▼

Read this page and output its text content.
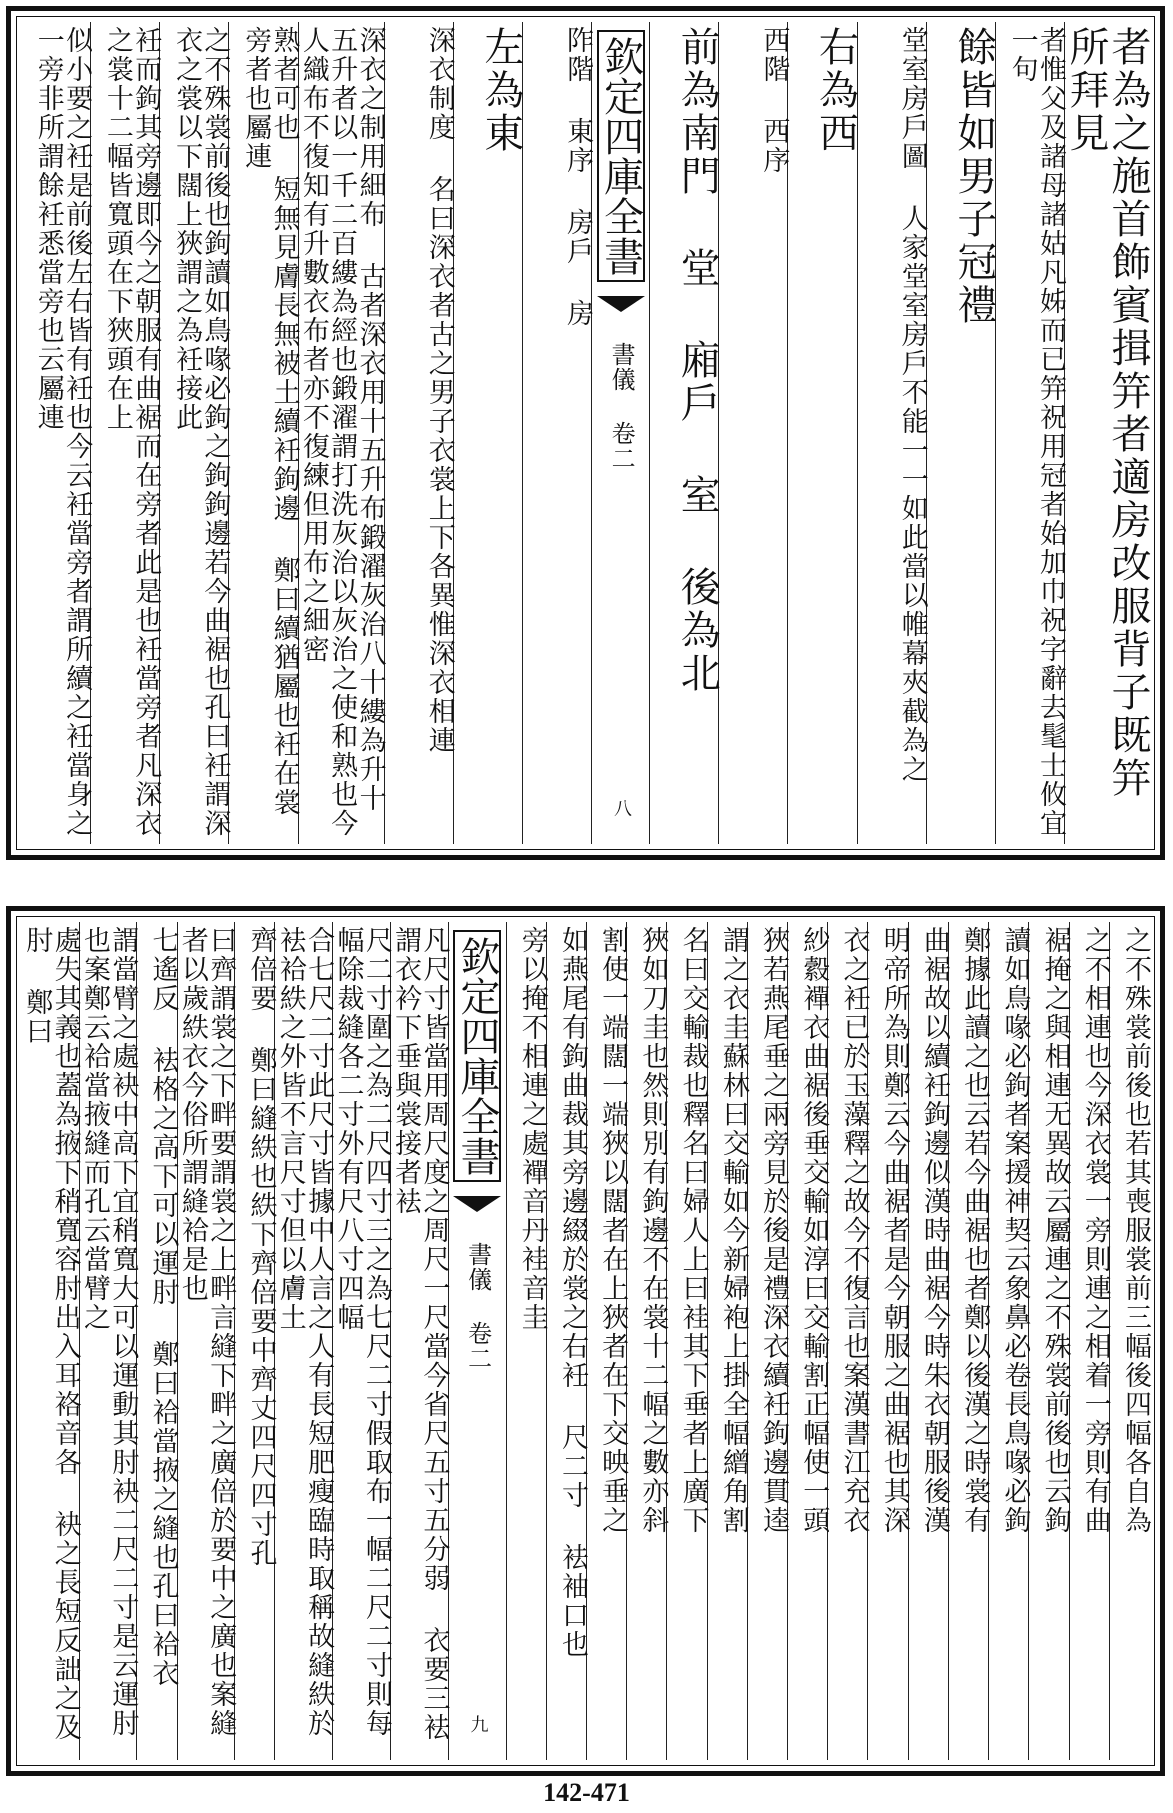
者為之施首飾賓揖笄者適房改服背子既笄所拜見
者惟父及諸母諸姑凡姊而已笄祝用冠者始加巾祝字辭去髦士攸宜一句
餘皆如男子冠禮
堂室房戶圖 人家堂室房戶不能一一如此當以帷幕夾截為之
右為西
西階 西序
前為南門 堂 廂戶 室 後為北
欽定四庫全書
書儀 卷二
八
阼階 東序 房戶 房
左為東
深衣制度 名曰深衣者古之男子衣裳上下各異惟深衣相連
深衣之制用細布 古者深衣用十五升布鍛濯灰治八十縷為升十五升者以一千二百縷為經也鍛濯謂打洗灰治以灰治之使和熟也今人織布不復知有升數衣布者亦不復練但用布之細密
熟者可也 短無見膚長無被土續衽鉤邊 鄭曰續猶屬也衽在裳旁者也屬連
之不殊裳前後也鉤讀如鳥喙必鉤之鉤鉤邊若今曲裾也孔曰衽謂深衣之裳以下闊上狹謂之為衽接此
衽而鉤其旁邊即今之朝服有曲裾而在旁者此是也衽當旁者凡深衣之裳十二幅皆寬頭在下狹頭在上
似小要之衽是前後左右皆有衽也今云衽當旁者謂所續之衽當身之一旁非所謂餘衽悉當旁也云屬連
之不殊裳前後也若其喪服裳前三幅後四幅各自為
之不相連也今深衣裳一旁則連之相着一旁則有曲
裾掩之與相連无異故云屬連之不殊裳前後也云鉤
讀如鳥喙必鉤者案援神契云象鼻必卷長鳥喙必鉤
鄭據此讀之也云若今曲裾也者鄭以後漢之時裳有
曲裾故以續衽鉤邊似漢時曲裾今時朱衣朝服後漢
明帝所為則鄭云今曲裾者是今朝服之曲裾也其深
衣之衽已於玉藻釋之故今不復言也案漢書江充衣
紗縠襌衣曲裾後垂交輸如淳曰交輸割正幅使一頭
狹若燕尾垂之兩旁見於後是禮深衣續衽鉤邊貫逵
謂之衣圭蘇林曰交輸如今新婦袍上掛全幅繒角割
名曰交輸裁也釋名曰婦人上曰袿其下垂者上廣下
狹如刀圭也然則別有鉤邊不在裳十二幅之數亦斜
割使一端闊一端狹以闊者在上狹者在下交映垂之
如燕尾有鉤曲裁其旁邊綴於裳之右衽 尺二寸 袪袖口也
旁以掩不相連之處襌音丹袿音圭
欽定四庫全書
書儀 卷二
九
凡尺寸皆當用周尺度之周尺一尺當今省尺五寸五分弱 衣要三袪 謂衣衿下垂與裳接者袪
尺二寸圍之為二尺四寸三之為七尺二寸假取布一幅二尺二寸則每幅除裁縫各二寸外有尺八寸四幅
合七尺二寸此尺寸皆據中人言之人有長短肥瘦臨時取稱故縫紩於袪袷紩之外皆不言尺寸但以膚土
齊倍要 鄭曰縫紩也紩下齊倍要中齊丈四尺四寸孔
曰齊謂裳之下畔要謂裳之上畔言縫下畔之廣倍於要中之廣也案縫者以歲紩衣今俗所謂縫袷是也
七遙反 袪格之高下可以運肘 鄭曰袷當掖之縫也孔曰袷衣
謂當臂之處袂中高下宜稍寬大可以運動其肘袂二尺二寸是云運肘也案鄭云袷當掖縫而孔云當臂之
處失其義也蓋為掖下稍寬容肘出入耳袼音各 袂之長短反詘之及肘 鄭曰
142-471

▲
▼

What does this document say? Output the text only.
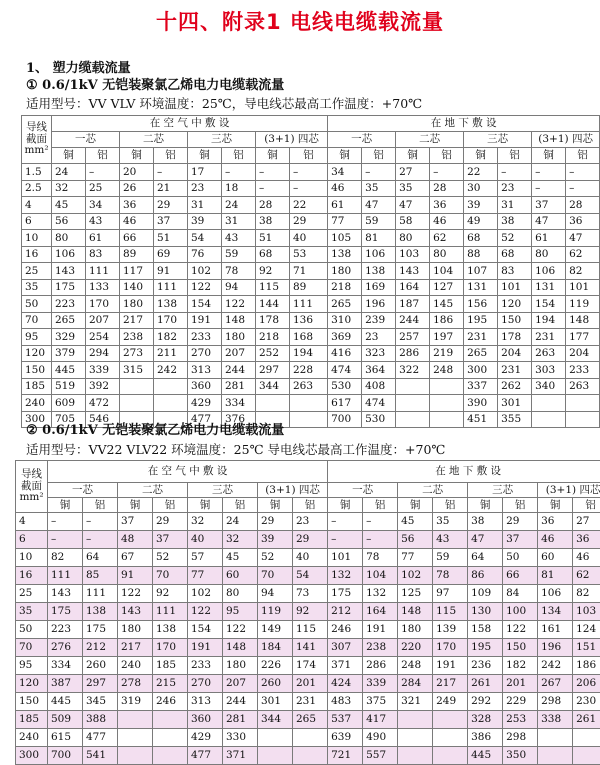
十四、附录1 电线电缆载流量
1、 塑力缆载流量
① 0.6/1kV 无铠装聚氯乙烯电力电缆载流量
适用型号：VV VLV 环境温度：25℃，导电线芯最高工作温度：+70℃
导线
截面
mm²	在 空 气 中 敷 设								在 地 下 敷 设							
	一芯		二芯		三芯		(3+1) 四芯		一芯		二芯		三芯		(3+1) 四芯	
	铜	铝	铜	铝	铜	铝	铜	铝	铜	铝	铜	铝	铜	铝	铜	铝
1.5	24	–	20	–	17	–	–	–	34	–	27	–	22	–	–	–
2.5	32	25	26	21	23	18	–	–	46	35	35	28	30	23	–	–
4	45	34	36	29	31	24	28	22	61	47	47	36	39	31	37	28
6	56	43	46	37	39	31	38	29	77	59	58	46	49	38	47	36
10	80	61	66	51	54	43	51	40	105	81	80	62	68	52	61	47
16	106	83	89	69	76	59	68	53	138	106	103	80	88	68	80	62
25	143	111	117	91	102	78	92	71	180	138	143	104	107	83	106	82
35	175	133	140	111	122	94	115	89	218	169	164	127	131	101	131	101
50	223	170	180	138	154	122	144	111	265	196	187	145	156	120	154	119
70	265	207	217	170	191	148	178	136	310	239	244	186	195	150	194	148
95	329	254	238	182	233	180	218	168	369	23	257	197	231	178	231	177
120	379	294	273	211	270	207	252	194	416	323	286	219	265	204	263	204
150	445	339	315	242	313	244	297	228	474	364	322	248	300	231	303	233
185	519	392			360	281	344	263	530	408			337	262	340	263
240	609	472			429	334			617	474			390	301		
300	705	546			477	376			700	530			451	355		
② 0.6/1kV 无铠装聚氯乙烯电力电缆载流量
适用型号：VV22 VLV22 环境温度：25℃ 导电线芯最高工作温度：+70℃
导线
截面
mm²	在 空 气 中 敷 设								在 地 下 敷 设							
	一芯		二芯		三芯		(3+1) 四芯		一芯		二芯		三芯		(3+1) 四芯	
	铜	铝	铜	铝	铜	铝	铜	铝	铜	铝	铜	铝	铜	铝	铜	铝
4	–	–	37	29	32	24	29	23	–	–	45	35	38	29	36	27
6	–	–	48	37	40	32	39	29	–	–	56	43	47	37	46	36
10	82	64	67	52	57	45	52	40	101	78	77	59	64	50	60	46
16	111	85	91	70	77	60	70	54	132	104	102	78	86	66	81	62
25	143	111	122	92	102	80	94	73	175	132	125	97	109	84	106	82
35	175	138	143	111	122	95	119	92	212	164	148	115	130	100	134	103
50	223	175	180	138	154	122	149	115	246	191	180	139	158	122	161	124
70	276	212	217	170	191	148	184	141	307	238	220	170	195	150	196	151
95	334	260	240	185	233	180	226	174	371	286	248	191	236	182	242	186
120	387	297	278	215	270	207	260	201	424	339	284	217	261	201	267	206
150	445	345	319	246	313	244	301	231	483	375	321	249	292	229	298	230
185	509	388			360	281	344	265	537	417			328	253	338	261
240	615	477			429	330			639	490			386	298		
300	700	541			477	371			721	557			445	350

▲

- Exercise prompt -
Look for the word "适用型号" in every line of the listing and copy the lines that have it.

- The response -
适用型号：VV VLV 环境温度：25℃，导电线芯最高工作温度：+70℃
适用型号：VV22 VLV22 环境温度：25℃ 导电线芯最高工作温度：+70℃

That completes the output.